Problem description: Skip all pictures, then print the remaining material exactly.

==*==

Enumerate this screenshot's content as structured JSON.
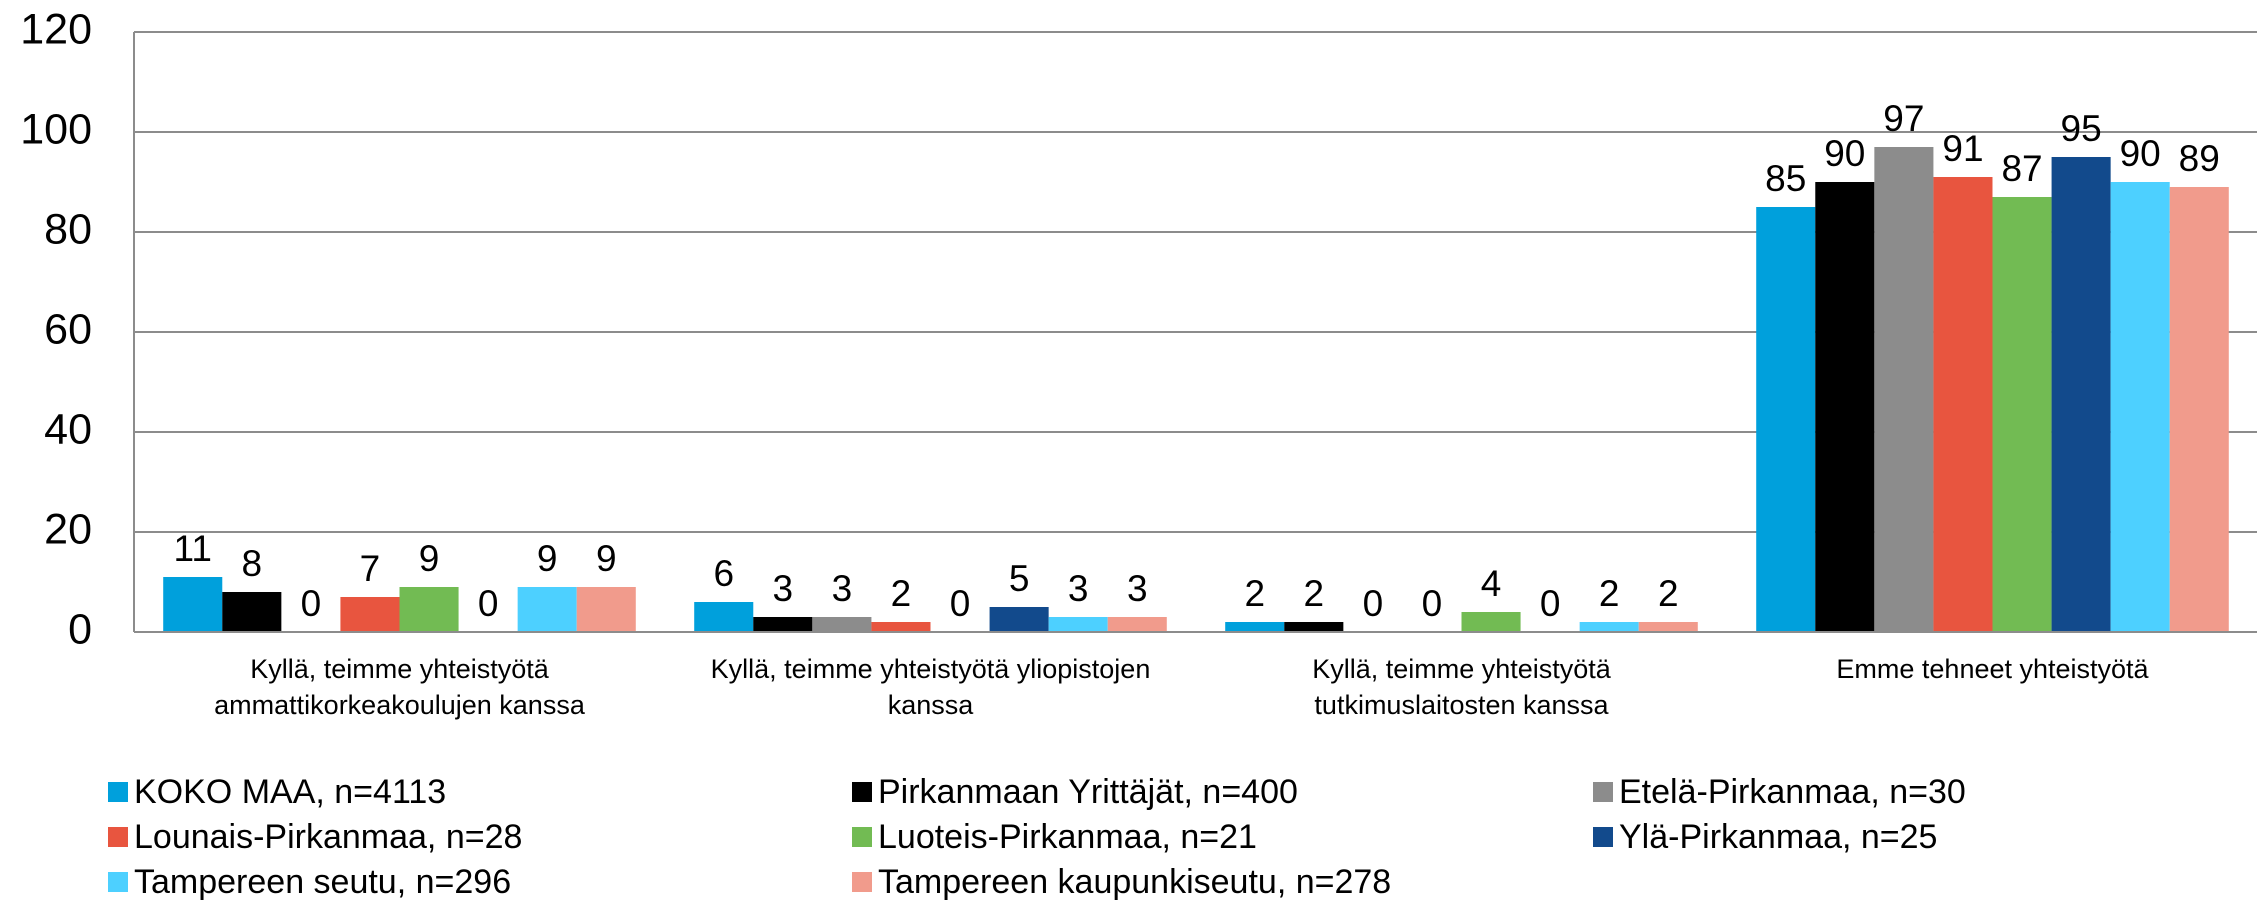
{
  "chart_data": {
    "type": "bar",
    "categories": [
      [
        "Kyllä, teimme yhteistyötä",
        "ammattikorkeakoulujen kanssa"
      ],
      [
        "Kyllä, teimme yhteistyötä yliopistojen",
        "kanssa"
      ],
      [
        "Kyllä, teimme yhteistyötä",
        "tutkimuslaitosten kanssa"
      ],
      [
        "Emme tehneet yhteistyötä"
      ]
    ],
    "series": [
      {
        "name": "KOKO MAA, n=4113",
        "color": "#00a0dc",
        "values": [
          11,
          6,
          2,
          85
        ]
      },
      {
        "name": "Pirkanmaan Yrittäjät, n=400",
        "color": "#000000",
        "values": [
          8,
          3,
          2,
          90
        ]
      },
      {
        "name": "Etelä-Pirkanmaa, n=30",
        "color": "#8c8c8c",
        "values": [
          0,
          3,
          0,
          97
        ]
      },
      {
        "name": "Lounais-Pirkanmaa, n=28",
        "color": "#e8553f",
        "values": [
          7,
          2,
          0,
          91
        ]
      },
      {
        "name": "Luoteis-Pirkanmaa, n=21",
        "color": "#72bb53",
        "values": [
          9,
          0,
          4,
          87
        ]
      },
      {
        "name": "Ylä-Pirkanmaa, n=25",
        "color": "#124a8c",
        "values": [
          0,
          5,
          0,
          95
        ]
      },
      {
        "name": "Tampereen seutu, n=296",
        "color": "#4dd0ff",
        "values": [
          9,
          3,
          2,
          90
        ]
      },
      {
        "name": "Tampereen kaupunkiseutu, n=278",
        "color": "#f19b8c",
        "values": [
          9,
          3,
          2,
          89
        ]
      }
    ],
    "ylim": [
      0,
      120
    ],
    "yticks": [
      0,
      20,
      40,
      60,
      80,
      100,
      120
    ],
    "grid": true,
    "legend": "bottom"
  }
}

==*==

Result for this exercise:
Enumerate this screenshot's content as structured JSON.
{
  "chart_data": {
    "type": "bar",
    "categories": [
      [
        "Kyllä, teimme yhteistyötä",
        "ammattikorkeakoulujen kanssa"
      ],
      [
        "Kyllä, teimme yhteistyötä yliopistojen",
        "kanssa"
      ],
      [
        "Kyllä, teimme yhteistyötä",
        "tutkimuslaitosten kanssa"
      ],
      [
        "Emme tehneet yhteistyötä"
      ]
    ],
    "series": [
      {
        "name": "KOKO MAA, n=4113",
        "color": "#00a0dc",
        "values": [
          11,
          6,
          2,
          85
        ]
      },
      {
        "name": "Pirkanmaan Yrittäjät, n=400",
        "color": "#000000",
        "values": [
          8,
          3,
          2,
          90
        ]
      },
      {
        "name": "Etelä-Pirkanmaa, n=30",
        "color": "#8c8c8c",
        "values": [
          0,
          3,
          0,
          97
        ]
      },
      {
        "name": "Lounais-Pirkanmaa, n=28",
        "color": "#e8553f",
        "values": [
          7,
          2,
          0,
          91
        ]
      },
      {
        "name": "Luoteis-Pirkanmaa, n=21",
        "color": "#72bb53",
        "values": [
          9,
          0,
          4,
          87
        ]
      },
      {
        "name": "Ylä-Pirkanmaa, n=25",
        "color": "#124a8c",
        "values": [
          0,
          5,
          0,
          95
        ]
      },
      {
        "name": "Tampereen seutu, n=296",
        "color": "#4dd0ff",
        "values": [
          9,
          3,
          2,
          90
        ]
      },
      {
        "name": "Tampereen kaupunkiseutu, n=278",
        "color": "#f19b8c",
        "values": [
          9,
          3,
          2,
          89
        ]
      }
    ],
    "ylim": [
      0,
      120
    ],
    "yticks": [
      0,
      20,
      40,
      60,
      80,
      100,
      120
    ],
    "grid": true,
    "legend": "bottom"
  }
}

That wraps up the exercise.